**Short problem:** Your answer should be one number: how many lines of the records hold the string "Speed".
[START Information provided]
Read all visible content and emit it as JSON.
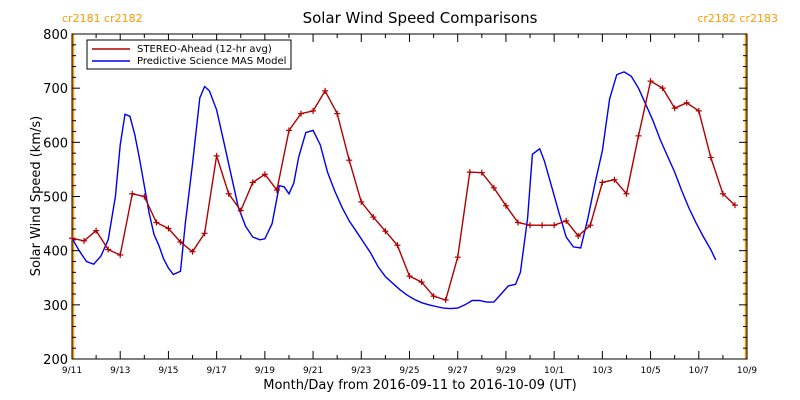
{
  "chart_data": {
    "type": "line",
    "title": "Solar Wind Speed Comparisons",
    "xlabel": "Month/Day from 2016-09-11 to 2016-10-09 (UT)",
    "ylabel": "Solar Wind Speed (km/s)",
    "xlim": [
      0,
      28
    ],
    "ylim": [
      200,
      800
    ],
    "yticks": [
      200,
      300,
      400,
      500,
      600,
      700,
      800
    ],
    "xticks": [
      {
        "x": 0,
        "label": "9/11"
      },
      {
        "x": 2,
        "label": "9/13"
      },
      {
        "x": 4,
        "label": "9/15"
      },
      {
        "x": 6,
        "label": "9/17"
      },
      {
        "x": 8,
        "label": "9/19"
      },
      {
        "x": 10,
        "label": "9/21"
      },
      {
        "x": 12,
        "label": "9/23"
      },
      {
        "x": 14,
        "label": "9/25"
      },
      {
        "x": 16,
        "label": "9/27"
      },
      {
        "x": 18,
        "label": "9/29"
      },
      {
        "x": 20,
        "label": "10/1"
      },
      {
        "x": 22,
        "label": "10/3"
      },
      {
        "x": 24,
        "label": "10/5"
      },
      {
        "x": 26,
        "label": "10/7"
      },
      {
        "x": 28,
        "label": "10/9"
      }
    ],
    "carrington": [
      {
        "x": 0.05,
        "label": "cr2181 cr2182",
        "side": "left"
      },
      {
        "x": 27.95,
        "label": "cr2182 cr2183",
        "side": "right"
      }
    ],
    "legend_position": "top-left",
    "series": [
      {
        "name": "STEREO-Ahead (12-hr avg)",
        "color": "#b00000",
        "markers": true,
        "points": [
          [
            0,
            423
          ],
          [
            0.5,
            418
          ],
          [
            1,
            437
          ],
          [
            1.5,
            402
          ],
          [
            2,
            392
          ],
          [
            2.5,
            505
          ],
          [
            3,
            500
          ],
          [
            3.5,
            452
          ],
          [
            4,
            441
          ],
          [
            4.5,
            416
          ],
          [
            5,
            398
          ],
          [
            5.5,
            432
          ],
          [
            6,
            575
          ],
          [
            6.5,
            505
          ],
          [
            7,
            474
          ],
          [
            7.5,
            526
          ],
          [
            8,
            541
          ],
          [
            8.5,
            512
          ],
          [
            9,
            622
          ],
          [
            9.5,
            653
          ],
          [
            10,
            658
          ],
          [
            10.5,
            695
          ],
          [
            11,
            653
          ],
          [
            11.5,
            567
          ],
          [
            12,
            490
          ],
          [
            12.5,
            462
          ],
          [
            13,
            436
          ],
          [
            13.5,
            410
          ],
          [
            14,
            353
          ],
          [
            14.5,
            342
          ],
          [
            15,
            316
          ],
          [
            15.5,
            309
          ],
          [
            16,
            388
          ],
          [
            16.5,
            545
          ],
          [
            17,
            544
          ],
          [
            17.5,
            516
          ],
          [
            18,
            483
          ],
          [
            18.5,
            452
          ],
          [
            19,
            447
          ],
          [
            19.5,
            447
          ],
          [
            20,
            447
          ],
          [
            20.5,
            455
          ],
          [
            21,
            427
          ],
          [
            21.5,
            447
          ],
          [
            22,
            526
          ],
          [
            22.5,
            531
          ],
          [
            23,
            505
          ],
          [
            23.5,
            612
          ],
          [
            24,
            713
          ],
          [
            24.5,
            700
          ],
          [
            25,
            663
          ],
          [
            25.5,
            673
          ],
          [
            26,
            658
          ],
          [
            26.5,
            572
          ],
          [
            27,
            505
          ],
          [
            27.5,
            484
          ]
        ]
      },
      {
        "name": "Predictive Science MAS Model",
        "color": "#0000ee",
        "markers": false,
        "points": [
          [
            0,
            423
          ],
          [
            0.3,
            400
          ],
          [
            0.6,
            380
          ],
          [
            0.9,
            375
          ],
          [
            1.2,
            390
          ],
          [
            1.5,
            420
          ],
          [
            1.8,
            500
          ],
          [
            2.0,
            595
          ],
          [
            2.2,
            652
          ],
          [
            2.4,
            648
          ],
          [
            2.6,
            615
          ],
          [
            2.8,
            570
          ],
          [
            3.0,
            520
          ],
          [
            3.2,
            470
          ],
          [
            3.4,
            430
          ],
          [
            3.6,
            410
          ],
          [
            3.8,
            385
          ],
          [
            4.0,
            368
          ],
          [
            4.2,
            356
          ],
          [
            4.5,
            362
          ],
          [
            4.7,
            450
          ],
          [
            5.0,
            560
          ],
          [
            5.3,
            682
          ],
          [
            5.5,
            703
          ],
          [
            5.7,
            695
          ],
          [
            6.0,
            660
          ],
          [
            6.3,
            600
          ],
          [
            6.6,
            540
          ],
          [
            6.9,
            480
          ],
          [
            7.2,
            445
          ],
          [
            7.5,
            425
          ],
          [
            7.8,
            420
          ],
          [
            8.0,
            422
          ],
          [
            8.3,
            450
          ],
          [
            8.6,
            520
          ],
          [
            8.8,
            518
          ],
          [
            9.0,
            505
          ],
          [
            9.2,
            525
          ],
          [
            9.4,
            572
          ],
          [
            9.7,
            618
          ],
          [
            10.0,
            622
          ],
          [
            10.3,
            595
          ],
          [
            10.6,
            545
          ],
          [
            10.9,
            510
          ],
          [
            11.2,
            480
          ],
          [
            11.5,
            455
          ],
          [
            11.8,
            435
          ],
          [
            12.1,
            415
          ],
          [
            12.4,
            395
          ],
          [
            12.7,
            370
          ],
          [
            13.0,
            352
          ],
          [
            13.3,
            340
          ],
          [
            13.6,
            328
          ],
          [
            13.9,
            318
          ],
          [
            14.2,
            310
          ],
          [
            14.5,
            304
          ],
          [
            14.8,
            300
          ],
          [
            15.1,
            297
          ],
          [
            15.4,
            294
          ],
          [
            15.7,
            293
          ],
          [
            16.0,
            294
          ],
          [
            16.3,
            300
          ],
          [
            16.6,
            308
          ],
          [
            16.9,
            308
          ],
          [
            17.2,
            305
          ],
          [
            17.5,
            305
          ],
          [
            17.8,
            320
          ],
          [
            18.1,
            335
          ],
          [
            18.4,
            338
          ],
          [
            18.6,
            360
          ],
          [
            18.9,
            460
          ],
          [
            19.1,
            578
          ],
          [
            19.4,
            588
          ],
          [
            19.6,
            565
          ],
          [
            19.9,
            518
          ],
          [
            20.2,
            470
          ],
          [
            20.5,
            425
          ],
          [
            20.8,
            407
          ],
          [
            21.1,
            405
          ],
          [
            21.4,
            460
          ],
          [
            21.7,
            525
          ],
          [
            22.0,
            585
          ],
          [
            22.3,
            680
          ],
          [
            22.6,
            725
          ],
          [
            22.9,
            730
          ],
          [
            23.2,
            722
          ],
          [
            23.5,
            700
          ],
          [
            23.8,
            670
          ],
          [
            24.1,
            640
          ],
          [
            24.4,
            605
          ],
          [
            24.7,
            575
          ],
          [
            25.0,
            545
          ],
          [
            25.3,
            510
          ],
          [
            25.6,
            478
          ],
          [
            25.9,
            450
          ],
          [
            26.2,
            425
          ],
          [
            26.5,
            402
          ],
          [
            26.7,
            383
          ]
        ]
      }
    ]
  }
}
[END Information provided]
**Result of this task:** 2